Repeat every line of the listing below exactly, minus the pictures.

(Entries from a dataset)
════
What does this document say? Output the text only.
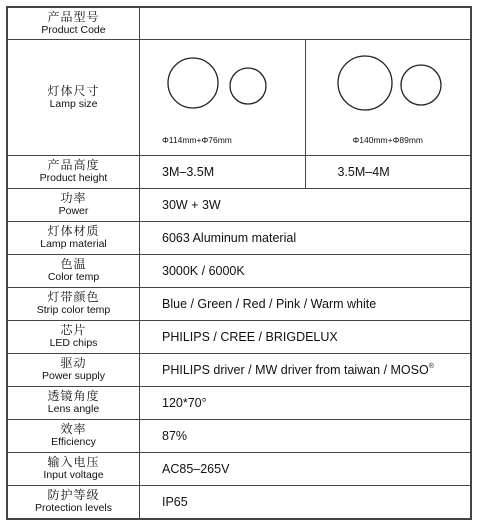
产品型号
Product Code		

灯体尺寸
Lamp size	Φ114mm+Φ76mm	Φ140mm+Φ89mm

产品高度
Product height	3M–3.5M	3.5M–4M

功率
Power	30W + 3W	

灯体材质
Lamp material	6063 Aluminum material	

色温
Color temp	3000K / 6000K	

灯带颜色
Strip color temp	Blue / Green / Red / Pink / Warm white	

芯片
LED chips	PHILIPS / CREE / BRIGDELUX	

驱动
Power supply	PHILIPS driver / MW driver from taiwan / MOSO®

透镜角度
Lens angle	120*70°	

效率
Efficiency	87%	

输入电压
Input voltage	AC85–265V	

防护等级
Protection levels	IP65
════
### COMPLETE ANSWER:
What does this document say? Output the text only.
产品型号
Product Code		

灯体尺寸
Lamp size	Φ114mm+Φ76mm	Φ140mm+Φ89mm

产品高度
Product height	3M–3.5M	3.5M–4M

功率
Power	30W + 3W	

灯体材质
Lamp material	6063 Aluminum material	

色温
Color temp	3000K / 6000K	

灯带颜色
Strip color temp	Blue / Green / Red / Pink / Warm white	

芯片
LED chips	PHILIPS / CREE / BRIGDELUX	

驱动
Power supply	PHILIPS driver / MW driver from taiwan / MOSO®

透镜角度
Lens angle	120*70°	

效率
Efficiency	87%	

输入电压
Input voltage	AC85–265V	

防护等级
Protection levels	IP65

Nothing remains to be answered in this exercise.